However, if we consider expired elements and intervals as
potentially conflicting and overlapping, we'll return error for
entries that should be added instead. This is particularly visible
with garbage collection intervals that are comparable with the
element timeout itself, as reported by Mike Dillinger.
Other than the simple issue of denying insertion of valid entries,
this might also result in insertion of a single element (opening or
closing) out of a given interval. With single entries (that are
inserted as intervals of size 1), this leads in turn to the creation
of new intervals. For example:
# nft add element t s { 192.0.2.1 }
# nft list ruleset
[...]
elements = { 192.0.2.1-255.255.255.255 }
Always ignore expired elements active in the next generation, while
checking for conflicts.
It might be more convenient to introduce a new macro that covers
both inactive and expired items, as this type of check also appears
quite frequently in other set back-ends. This is however beyond the
scope of this fix and can be deferred to a separate patch.

→ **Exercise brief**:
Which lines make up the example that follows "For example:" in the patch description? List each one.

→ **Data lines**:
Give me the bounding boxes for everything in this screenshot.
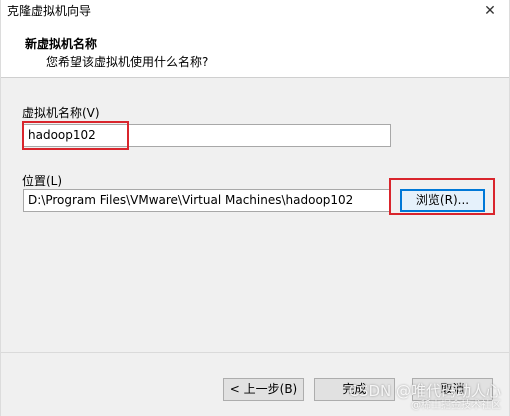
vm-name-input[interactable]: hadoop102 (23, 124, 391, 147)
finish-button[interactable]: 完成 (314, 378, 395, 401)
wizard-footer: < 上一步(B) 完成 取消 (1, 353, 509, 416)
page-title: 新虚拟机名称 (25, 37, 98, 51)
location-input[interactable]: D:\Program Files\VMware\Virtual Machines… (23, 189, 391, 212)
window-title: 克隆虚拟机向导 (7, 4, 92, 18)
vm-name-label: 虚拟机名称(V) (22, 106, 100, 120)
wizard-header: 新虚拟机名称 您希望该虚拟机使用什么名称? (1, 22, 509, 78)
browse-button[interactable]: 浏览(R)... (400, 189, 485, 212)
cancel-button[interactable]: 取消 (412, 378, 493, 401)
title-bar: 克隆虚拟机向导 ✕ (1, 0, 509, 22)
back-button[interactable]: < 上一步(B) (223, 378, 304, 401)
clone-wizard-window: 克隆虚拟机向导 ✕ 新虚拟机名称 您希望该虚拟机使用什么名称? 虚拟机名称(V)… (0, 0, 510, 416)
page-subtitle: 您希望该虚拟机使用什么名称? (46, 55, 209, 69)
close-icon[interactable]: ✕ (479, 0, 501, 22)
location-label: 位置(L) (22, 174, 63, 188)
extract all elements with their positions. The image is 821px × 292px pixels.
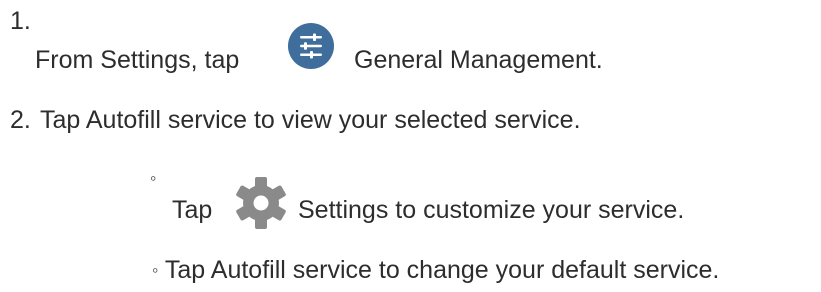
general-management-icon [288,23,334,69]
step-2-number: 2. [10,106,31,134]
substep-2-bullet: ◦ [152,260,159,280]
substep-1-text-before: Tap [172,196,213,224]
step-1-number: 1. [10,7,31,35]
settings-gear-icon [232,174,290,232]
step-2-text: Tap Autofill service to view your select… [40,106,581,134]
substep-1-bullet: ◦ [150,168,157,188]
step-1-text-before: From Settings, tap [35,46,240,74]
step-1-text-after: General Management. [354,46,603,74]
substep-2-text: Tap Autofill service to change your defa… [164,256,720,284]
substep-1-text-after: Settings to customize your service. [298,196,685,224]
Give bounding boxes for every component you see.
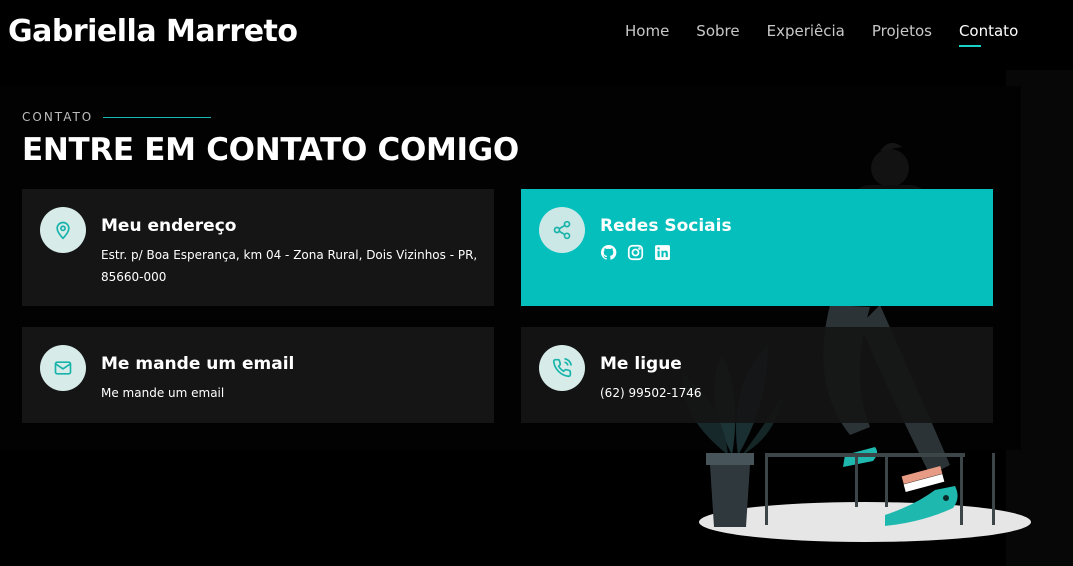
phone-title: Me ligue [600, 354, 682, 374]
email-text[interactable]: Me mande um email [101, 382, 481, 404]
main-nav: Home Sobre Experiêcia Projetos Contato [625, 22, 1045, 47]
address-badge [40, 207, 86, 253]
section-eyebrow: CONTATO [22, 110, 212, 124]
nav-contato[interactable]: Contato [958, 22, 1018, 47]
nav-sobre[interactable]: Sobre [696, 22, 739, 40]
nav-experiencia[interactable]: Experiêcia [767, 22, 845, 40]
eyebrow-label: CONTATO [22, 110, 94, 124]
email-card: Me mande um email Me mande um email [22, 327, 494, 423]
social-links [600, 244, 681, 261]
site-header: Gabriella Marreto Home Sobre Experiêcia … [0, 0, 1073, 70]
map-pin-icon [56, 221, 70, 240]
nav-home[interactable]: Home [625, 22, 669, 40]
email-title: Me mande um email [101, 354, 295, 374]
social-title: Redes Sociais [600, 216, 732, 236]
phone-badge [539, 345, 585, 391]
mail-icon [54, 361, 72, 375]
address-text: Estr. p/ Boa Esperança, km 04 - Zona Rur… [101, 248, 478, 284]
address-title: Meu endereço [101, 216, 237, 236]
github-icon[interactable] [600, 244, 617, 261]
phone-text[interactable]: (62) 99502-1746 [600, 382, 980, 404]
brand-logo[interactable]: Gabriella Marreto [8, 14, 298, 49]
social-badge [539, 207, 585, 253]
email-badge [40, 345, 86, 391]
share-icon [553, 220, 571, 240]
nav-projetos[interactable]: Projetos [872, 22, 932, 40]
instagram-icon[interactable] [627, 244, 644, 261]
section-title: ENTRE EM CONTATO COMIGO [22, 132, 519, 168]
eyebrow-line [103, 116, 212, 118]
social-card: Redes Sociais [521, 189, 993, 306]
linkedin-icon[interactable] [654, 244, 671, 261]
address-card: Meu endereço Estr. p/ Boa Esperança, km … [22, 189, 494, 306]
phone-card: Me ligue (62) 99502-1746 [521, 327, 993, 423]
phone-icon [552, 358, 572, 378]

→ **Exercise response**:
1. # nft add element t s { 192.0.2.1 }
2. # nft list ruleset
3. [...]
4. elements = { 192.0.2.1-255.255.255.255 }